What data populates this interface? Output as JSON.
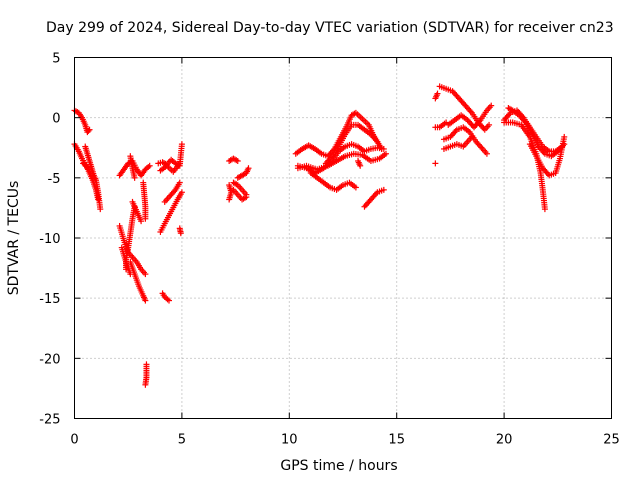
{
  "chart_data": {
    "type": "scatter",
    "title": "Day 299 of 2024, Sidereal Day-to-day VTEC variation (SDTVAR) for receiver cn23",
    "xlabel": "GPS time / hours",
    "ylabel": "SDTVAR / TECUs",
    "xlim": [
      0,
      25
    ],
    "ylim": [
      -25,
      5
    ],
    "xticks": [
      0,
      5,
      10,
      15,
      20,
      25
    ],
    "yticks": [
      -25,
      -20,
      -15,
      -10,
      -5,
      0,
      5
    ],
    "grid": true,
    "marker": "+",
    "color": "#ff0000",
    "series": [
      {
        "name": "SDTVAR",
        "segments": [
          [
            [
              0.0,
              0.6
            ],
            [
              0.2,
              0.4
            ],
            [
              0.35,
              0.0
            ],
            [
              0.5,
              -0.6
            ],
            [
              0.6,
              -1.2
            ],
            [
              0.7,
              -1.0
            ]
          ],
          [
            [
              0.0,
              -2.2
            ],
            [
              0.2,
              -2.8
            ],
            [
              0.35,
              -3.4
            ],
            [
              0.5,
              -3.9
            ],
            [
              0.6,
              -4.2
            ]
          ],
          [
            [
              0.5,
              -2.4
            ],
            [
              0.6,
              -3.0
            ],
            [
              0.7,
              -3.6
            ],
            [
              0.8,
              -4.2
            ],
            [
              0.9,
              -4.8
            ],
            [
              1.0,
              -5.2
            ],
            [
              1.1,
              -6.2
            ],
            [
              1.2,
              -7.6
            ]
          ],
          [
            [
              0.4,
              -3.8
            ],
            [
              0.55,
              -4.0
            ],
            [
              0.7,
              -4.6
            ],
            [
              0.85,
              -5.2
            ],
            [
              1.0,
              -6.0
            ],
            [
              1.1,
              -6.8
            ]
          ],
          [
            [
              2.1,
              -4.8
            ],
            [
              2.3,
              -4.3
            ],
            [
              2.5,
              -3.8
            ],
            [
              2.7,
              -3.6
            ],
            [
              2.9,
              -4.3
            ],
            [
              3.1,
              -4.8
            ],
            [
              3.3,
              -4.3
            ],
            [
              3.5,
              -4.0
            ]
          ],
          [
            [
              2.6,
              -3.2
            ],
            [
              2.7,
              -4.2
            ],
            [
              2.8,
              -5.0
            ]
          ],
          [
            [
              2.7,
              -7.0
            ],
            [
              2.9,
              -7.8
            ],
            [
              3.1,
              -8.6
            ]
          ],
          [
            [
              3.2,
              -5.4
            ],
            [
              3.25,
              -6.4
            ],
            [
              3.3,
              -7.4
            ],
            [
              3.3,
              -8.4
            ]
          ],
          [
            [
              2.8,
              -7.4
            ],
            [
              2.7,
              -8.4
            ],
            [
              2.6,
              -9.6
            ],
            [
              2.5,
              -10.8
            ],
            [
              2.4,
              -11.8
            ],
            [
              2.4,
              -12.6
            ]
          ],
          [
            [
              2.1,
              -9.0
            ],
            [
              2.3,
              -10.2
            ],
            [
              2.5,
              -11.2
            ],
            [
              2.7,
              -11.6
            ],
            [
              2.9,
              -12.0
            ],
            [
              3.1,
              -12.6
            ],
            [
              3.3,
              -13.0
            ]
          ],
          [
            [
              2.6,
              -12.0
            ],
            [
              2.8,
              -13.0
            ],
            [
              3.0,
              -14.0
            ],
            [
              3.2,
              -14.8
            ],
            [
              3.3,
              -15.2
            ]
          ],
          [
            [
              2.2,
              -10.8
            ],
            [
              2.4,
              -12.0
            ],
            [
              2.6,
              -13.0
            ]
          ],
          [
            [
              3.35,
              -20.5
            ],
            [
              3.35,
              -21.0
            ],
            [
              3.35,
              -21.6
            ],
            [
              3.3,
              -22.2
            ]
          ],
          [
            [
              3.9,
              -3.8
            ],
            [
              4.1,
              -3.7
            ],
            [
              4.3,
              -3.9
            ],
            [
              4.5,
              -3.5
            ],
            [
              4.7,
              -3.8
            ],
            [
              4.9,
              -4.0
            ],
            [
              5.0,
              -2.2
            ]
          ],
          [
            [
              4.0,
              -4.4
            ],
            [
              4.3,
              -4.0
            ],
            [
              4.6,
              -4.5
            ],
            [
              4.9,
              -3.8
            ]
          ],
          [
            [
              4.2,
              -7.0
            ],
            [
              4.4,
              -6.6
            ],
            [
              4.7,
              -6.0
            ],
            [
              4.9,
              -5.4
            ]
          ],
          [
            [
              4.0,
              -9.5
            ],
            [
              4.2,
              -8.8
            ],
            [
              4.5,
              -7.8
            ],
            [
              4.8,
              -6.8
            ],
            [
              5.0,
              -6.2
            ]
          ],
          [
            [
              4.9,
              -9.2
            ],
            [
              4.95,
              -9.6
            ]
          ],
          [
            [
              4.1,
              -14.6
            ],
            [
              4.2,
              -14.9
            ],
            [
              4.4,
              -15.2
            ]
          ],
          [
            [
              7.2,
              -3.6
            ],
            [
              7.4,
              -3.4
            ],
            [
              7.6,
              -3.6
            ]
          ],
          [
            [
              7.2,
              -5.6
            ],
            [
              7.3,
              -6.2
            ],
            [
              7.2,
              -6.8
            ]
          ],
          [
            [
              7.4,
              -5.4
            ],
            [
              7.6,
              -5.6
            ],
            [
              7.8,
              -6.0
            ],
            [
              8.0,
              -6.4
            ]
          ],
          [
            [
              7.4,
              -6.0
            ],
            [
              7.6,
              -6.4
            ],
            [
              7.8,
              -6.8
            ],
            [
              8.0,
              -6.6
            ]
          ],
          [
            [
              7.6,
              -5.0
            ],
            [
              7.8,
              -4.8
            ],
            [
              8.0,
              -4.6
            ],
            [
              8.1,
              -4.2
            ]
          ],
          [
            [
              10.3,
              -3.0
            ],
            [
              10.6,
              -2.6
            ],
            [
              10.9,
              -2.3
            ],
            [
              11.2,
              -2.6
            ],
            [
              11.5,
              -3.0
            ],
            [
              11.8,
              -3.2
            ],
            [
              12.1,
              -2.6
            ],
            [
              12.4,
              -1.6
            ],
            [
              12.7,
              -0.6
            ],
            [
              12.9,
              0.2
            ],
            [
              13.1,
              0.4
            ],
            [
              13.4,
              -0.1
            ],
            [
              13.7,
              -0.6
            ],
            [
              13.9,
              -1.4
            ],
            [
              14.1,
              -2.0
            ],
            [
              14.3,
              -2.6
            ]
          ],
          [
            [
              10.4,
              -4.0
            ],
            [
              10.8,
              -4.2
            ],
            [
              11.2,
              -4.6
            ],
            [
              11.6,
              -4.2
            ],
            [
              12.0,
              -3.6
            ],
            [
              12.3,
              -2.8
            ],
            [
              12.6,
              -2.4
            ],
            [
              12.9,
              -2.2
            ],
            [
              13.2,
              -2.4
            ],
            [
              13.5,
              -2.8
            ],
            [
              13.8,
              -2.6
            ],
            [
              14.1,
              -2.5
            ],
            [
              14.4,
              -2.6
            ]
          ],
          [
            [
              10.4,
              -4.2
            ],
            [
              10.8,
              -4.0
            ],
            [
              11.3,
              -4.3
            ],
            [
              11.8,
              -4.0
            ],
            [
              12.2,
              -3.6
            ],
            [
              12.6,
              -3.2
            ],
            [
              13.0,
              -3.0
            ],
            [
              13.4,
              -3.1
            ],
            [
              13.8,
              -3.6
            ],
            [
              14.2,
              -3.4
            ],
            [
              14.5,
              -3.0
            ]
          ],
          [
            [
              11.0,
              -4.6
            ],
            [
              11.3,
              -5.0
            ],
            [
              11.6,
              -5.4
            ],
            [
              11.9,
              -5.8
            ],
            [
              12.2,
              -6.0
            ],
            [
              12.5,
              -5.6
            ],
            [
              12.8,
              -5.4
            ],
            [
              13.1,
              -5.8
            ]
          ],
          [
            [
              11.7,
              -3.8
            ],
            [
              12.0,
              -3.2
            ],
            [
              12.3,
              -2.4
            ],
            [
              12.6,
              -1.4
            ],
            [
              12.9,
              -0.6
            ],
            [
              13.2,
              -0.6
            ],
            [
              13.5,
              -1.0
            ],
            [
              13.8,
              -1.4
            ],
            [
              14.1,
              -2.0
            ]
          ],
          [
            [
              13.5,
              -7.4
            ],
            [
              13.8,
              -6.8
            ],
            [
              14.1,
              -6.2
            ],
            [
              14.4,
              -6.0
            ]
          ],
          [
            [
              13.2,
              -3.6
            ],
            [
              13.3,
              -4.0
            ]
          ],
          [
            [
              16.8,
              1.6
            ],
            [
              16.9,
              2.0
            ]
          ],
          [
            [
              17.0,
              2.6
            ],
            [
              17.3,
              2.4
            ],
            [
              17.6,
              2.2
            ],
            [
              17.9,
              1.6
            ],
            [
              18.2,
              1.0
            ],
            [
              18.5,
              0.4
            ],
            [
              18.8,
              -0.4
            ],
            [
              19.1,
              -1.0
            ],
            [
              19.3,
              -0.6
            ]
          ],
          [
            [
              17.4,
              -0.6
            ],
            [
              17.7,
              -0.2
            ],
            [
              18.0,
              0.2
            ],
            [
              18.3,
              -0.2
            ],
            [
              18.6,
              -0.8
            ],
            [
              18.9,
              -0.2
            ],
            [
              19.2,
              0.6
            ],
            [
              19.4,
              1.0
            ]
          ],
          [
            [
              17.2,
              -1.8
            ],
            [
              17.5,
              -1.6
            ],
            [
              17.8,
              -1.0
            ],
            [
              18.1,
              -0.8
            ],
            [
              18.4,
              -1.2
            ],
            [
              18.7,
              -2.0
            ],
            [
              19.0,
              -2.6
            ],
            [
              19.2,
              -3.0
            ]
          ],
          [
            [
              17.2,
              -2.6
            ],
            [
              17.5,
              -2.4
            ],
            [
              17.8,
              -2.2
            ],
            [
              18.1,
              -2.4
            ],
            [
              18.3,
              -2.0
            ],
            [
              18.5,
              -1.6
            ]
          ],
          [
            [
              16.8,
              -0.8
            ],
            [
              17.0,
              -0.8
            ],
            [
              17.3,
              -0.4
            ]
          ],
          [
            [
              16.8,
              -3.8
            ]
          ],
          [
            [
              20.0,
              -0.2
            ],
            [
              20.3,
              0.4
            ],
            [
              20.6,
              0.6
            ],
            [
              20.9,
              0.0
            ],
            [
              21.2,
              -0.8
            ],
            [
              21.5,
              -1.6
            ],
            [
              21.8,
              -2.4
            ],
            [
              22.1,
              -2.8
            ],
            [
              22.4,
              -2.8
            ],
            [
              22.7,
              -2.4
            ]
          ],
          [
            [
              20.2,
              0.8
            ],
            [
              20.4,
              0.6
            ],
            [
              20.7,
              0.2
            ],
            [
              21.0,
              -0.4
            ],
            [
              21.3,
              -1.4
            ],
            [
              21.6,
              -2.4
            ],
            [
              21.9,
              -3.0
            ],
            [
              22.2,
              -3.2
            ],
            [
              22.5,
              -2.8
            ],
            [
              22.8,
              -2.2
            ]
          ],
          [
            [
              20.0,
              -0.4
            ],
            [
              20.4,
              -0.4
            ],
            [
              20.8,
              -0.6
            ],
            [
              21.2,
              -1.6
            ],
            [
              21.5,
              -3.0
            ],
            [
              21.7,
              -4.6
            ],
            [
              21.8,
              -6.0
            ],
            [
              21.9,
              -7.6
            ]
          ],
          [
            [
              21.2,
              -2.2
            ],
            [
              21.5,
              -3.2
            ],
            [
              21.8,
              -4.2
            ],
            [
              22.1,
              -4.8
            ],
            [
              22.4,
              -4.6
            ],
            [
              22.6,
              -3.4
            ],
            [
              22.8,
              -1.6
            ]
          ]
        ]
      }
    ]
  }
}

....

■ **Task goal**:
Determine how many lines contain the word "SDTVAR" and reply with that number alone.

■ **Correct answer**:
3